→ **Data rows**
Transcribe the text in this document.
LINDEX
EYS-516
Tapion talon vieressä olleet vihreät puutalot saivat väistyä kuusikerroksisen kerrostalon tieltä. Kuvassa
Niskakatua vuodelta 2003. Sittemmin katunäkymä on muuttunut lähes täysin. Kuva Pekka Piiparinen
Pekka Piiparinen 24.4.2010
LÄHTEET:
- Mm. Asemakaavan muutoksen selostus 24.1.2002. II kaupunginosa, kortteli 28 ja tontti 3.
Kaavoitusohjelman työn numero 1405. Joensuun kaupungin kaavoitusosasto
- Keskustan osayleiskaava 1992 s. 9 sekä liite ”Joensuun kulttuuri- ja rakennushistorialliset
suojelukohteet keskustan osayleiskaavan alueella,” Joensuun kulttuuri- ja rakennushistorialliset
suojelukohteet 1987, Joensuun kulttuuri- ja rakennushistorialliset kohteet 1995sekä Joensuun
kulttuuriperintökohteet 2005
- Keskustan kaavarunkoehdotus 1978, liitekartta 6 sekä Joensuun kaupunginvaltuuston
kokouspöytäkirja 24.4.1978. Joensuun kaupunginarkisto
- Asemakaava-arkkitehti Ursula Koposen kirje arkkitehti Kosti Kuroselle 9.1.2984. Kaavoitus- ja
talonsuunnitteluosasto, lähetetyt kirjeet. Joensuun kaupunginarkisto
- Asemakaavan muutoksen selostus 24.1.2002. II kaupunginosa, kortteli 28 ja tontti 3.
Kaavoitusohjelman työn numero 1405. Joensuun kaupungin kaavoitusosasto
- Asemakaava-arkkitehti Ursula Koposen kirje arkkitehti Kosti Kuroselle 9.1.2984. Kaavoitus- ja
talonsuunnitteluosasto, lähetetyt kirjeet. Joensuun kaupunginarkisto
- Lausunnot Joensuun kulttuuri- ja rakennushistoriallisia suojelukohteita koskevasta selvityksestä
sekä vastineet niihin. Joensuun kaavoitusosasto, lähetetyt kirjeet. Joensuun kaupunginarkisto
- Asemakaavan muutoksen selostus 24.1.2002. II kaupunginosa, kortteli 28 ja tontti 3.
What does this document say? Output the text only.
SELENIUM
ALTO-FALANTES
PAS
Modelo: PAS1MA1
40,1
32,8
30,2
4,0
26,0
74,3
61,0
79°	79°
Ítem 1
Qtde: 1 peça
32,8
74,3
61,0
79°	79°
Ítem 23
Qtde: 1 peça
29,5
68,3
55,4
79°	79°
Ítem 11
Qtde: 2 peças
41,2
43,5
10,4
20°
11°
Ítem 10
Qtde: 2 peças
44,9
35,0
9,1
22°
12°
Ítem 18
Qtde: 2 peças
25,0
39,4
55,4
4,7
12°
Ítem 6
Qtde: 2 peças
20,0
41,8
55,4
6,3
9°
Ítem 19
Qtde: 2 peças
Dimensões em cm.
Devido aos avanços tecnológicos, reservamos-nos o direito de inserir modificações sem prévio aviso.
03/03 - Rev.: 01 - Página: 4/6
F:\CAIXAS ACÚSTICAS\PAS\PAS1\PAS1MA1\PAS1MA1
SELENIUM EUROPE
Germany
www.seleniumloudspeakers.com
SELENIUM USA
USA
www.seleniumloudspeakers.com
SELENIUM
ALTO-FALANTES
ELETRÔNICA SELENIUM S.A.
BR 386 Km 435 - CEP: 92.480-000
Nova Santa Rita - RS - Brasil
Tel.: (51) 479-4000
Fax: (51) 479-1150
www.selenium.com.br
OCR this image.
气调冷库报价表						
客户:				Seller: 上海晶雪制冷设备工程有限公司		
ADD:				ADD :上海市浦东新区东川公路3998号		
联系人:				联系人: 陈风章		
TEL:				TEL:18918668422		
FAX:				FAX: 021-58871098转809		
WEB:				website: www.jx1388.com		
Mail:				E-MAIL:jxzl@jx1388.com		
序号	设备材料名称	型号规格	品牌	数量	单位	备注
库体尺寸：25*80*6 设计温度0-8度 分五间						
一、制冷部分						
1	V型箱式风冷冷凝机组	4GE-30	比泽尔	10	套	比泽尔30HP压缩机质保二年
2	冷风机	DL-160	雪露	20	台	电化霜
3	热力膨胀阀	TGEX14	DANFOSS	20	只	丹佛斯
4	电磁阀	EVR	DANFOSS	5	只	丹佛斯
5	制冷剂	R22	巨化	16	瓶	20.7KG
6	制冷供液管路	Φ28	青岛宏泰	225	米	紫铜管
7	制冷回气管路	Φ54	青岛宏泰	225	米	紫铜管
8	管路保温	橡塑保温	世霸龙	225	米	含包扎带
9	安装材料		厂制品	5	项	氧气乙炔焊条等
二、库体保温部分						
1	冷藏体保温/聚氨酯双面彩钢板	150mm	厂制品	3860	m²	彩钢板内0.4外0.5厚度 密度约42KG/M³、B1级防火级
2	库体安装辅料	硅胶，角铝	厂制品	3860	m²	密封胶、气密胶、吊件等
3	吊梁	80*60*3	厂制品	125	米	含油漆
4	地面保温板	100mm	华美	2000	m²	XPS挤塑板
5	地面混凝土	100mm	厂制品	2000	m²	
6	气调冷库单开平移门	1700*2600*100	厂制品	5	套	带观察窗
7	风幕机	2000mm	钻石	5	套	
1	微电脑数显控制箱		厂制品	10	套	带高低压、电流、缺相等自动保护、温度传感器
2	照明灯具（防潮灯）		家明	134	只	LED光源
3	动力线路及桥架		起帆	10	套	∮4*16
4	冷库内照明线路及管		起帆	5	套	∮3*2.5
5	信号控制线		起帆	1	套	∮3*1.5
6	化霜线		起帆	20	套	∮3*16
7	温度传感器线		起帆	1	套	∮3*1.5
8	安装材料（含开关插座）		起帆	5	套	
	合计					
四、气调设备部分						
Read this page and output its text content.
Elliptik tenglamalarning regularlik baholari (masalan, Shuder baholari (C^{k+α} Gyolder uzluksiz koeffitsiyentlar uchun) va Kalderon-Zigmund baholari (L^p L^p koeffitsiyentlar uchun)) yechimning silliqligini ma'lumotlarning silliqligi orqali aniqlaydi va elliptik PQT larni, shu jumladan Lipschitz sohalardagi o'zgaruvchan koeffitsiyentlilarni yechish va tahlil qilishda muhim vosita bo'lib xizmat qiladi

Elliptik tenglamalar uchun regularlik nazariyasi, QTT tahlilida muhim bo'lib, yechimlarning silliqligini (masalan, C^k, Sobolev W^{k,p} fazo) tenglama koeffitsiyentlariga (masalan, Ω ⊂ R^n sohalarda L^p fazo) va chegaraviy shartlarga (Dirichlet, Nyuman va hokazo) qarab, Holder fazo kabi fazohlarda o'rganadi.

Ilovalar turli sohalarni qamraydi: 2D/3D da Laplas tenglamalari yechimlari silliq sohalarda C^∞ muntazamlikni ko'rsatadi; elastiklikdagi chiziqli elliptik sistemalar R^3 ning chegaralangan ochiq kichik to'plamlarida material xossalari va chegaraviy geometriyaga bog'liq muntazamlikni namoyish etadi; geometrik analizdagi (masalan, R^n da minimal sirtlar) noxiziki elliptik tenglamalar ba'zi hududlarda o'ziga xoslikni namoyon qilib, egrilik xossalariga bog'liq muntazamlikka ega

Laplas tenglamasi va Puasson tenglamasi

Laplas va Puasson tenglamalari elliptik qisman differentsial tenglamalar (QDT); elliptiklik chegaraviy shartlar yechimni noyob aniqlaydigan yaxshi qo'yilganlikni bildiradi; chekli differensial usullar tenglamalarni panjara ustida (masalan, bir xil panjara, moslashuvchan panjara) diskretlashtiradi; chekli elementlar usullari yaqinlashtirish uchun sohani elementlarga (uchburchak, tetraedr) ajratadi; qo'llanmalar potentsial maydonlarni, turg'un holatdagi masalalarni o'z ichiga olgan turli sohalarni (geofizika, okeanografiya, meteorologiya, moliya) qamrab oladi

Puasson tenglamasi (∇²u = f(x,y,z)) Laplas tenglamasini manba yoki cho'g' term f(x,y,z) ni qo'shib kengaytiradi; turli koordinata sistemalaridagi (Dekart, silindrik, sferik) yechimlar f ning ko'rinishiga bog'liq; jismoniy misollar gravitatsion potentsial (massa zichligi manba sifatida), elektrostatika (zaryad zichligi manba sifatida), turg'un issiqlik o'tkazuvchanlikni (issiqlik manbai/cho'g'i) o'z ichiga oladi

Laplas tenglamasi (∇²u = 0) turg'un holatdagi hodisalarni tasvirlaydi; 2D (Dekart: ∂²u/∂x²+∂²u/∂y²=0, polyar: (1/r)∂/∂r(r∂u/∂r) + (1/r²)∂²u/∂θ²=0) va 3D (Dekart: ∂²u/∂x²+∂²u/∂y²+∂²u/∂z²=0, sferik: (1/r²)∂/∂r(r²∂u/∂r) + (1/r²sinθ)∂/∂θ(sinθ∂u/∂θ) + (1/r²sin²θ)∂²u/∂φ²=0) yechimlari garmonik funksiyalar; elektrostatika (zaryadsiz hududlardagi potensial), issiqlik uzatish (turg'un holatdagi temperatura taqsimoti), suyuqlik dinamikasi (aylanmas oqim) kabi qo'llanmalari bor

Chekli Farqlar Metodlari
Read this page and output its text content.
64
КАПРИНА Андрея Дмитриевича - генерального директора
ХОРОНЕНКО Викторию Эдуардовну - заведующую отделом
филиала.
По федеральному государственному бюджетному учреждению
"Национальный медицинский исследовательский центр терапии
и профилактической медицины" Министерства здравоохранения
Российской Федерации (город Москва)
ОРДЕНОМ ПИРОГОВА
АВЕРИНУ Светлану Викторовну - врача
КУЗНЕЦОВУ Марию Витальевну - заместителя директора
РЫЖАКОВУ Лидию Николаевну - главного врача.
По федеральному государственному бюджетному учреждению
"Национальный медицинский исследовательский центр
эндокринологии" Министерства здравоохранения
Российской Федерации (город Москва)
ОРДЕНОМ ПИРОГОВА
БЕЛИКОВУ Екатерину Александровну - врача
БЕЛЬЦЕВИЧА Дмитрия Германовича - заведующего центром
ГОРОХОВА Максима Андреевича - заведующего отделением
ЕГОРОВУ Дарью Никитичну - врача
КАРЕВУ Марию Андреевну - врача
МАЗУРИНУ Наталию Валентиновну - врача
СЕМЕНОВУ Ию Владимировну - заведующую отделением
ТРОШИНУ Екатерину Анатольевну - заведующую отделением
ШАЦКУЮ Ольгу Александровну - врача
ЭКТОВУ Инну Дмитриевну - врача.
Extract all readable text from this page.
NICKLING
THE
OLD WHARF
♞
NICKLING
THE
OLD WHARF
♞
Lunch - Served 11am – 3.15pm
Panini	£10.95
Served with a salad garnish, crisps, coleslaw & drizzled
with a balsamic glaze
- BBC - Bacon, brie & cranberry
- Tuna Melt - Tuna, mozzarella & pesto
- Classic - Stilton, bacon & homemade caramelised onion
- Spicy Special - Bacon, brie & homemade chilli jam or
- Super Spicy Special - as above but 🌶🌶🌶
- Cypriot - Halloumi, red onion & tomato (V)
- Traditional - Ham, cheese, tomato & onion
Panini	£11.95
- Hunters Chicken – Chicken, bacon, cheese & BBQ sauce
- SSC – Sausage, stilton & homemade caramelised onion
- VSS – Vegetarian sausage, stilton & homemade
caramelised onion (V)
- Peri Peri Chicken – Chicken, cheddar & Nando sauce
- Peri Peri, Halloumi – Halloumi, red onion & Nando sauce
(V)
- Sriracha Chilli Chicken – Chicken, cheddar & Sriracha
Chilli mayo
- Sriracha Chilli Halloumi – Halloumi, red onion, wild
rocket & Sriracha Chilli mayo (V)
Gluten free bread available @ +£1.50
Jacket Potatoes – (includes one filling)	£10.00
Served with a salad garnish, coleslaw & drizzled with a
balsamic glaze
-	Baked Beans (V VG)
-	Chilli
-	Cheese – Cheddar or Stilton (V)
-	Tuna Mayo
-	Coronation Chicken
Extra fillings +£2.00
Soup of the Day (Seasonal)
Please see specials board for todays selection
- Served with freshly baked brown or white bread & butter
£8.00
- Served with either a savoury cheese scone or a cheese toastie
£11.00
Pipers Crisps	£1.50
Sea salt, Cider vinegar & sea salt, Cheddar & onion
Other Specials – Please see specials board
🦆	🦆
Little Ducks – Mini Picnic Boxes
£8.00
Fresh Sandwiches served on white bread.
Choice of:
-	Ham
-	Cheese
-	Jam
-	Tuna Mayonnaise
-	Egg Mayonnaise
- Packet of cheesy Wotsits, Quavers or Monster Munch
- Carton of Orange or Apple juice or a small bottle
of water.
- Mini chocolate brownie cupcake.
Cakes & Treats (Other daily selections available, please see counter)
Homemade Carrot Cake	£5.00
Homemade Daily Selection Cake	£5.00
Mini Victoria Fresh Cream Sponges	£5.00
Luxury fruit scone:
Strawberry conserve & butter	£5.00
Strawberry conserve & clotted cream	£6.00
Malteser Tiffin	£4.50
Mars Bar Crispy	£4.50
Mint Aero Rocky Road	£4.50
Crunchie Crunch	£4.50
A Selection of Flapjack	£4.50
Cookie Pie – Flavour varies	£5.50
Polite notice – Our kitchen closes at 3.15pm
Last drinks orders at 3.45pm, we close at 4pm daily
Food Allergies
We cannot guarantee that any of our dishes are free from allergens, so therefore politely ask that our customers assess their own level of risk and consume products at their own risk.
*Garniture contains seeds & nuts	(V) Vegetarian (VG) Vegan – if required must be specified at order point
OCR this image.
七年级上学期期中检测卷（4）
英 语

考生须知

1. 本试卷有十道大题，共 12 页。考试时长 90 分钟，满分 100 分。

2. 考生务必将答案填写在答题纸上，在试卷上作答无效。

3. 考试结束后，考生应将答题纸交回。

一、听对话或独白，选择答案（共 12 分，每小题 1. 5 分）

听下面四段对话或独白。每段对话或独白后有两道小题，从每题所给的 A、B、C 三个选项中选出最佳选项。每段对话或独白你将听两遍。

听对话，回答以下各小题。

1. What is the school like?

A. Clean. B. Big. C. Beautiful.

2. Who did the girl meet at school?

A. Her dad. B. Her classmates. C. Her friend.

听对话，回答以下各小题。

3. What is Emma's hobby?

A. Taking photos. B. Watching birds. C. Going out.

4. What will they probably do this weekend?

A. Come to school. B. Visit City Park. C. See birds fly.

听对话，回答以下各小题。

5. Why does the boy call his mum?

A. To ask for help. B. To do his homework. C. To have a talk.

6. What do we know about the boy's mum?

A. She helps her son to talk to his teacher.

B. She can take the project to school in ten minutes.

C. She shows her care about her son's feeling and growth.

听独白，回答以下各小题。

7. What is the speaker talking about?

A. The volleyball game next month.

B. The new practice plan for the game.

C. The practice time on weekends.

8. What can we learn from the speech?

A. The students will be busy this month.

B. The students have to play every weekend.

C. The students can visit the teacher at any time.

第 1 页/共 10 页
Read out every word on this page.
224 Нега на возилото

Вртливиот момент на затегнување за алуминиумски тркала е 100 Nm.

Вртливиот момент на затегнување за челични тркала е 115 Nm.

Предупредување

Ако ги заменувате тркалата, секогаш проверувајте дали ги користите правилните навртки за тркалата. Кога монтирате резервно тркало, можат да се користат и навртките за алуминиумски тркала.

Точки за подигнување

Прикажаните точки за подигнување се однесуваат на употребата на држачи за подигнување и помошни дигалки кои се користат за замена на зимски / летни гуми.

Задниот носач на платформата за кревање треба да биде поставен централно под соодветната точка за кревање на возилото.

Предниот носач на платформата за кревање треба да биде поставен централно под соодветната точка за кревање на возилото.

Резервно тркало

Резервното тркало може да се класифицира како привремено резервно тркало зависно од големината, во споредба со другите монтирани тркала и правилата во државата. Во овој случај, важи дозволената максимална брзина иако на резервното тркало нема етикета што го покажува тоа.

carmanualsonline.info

→ **Direction**
Print exactly the lines above, starting at the line that contains "Read out every word on this page." and ending with the last line of the records, both included.

→ **Task solution**
Read out every word on this page.
224 Нега на возилото

Вртливиот момент на затегнување за алуминиумски тркала е 100 Nm.

Вртливиот момент на затегнување за челични тркала е 115 Nm.

Предупредување

Ако ги заменувате тркалата, секогаш проверувајте дали ги користите правилните навртки за тркалата. Кога монтирате резервно тркало, можат да се користат и навртките за алуминиумски тркала.

Точки за подигнување

Прикажаните точки за подигнување се однесуваат на употребата на држачи за подигнување и помошни дигалки кои се користат за замена на зимски / летни гуми.

Задниот носач на платформата за кревање треба да биде поставен централно под соодветната точка за кревање на возилото.

Предниот носач на платформата за кревање треба да биде поставен централно под соодветната точка за кревање на возилото.

Резервно тркало

Резервното тркало може да се класифицира како привремено резервно тркало зависно од големината, во споредба со другите монтирани тркала и правилата во државата. Во овој случај, важи дозволената максимална брзина иако на резервното тркало нема етикета што го покажува тоа.

carmanualsonline.info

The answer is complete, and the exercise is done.